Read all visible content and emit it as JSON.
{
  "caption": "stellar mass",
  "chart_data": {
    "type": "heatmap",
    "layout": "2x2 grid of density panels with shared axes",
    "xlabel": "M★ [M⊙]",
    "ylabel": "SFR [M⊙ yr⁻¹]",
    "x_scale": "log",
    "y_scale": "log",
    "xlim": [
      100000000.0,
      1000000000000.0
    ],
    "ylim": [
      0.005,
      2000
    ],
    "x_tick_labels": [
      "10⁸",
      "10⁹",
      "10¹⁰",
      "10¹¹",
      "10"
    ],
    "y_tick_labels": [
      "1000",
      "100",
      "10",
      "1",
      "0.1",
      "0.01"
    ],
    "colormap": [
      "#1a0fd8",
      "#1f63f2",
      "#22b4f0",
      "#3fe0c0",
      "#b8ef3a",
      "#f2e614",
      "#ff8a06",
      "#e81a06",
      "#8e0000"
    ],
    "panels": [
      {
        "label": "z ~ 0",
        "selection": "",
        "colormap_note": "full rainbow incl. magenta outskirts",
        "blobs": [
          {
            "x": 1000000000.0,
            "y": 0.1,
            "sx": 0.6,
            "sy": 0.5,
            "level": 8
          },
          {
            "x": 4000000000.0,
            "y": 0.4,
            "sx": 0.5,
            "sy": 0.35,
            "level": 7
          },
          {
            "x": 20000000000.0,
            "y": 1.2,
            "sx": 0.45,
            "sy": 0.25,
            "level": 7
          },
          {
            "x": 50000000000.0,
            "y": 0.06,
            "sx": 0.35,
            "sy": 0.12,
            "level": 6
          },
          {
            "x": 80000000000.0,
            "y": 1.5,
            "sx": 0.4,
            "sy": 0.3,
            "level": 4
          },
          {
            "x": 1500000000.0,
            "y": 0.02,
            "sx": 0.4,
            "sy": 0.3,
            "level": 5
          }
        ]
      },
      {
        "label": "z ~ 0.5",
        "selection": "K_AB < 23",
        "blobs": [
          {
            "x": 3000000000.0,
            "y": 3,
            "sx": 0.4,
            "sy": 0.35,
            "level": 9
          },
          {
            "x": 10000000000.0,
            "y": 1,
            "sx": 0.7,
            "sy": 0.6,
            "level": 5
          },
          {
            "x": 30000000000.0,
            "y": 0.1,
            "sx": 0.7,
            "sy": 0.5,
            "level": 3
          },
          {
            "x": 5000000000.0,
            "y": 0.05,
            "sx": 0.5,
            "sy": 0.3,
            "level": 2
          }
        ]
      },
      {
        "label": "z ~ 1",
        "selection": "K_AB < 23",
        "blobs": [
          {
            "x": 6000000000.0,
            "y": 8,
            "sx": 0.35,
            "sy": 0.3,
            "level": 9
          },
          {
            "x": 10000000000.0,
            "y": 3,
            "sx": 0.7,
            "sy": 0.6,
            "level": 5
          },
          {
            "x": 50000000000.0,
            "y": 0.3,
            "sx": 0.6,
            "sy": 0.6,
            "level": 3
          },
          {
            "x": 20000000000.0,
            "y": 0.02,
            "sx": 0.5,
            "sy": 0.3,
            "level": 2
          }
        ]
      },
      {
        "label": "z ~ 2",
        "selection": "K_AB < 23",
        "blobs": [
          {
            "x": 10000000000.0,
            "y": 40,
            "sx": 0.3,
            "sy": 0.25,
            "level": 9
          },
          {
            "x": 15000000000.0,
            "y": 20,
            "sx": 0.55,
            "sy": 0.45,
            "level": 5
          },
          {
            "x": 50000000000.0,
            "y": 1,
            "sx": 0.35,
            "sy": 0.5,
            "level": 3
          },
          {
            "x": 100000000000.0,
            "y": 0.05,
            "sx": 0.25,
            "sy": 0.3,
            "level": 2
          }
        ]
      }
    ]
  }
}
-=-=-=-=-
**TO DO:**
Your task is to repeat every line exactly.

**EXERCISE RESPONSE:**
Read all visible content and emit it as JSON.
{
  "caption": "stellar mass",
  "chart_data": {
    "type": "heatmap",
    "layout": "2x2 grid of density panels with shared axes",
    "xlabel": "M★ [M⊙]",
    "ylabel": "SFR [M⊙ yr⁻¹]",
    "x_scale": "log",
    "y_scale": "log",
    "xlim": [
      100000000.0,
      1000000000000.0
    ],
    "ylim": [
      0.005,
      2000
    ],
    "x_tick_labels": [
      "10⁸",
      "10⁹",
      "10¹⁰",
      "10¹¹",
      "10"
    ],
    "y_tick_labels": [
      "1000",
      "100",
      "10",
      "1",
      "0.1",
      "0.01"
    ],
    "colormap": [
      "#1a0fd8",
      "#1f63f2",
      "#22b4f0",
      "#3fe0c0",
      "#b8ef3a",
      "#f2e614",
      "#ff8a06",
      "#e81a06",
      "#8e0000"
    ],
    "panels": [
      {
        "label": "z ~ 0",
        "selection": "",
        "colormap_note": "full rainbow incl. magenta outskirts",
        "blobs": [
          {
            "x": 1000000000.0,
            "y": 0.1,
            "sx": 0.6,
            "sy": 0.5,
            "level": 8
          },
          {
            "x": 4000000000.0,
            "y": 0.4,
            "sx": 0.5,
            "sy": 0.35,
            "level": 7
          },
          {
            "x": 20000000000.0,
            "y": 1.2,
            "sx": 0.45,
            "sy": 0.25,
            "level": 7
          },
          {
            "x": 50000000000.0,
            "y": 0.06,
            "sx": 0.35,
            "sy": 0.12,
            "level": 6
          },
          {
            "x": 80000000000.0,
            "y": 1.5,
            "sx": 0.4,
            "sy": 0.3,
            "level": 4
          },
          {
            "x": 1500000000.0,
            "y": 0.02,
            "sx": 0.4,
            "sy": 0.3,
            "level": 5
          }
        ]
      },
      {
        "label": "z ~ 0.5",
        "selection": "K_AB < 23",
        "blobs": [
          {
            "x": 3000000000.0,
            "y": 3,
            "sx": 0.4,
            "sy": 0.35,
            "level": 9
          },
          {
            "x": 10000000000.0,
            "y": 1,
            "sx": 0.7,
            "sy": 0.6,
            "level": 5
          },
          {
            "x": 30000000000.0,
            "y": 0.1,
            "sx": 0.7,
            "sy": 0.5,
            "level": 3
          },
          {
            "x": 5000000000.0,
            "y": 0.05,
            "sx": 0.5,
            "sy": 0.3,
            "level": 2
          }
        ]
      },
      {
        "label": "z ~ 1",
        "selection": "K_AB < 23",
        "blobs": [
          {
            "x": 6000000000.0,
            "y": 8,
            "sx": 0.35,
            "sy": 0.3,
            "level": 9
          },
          {
            "x": 10000000000.0,
            "y": 3,
            "sx": 0.7,
            "sy": 0.6,
            "level": 5
          },
          {
            "x": 50000000000.0,
            "y": 0.3,
            "sx": 0.6,
            "sy": 0.6,
            "level": 3
          },
          {
            "x": 20000000000.0,
            "y": 0.02,
            "sx": 0.5,
            "sy": 0.3,
            "level": 2
          }
        ]
      },
      {
        "label": "z ~ 2",
        "selection": "K_AB < 23",
        "blobs": [
          {
            "x": 10000000000.0,
            "y": 40,
            "sx": 0.3,
            "sy": 0.25,
            "level": 9
          },
          {
            "x": 15000000000.0,
            "y": 20,
            "sx": 0.55,
            "sy": 0.45,
            "level": 5
          },
          {
            "x": 50000000000.0,
            "y": 1,
            "sx": 0.35,
            "sy": 0.5,
            "level": 3
          },
          {
            "x": 100000000000.0,
            "y": 0.05,
            "sx": 0.25,
            "sy": 0.3,
            "level": 2
          }
        ]
      }
    ]
  }
}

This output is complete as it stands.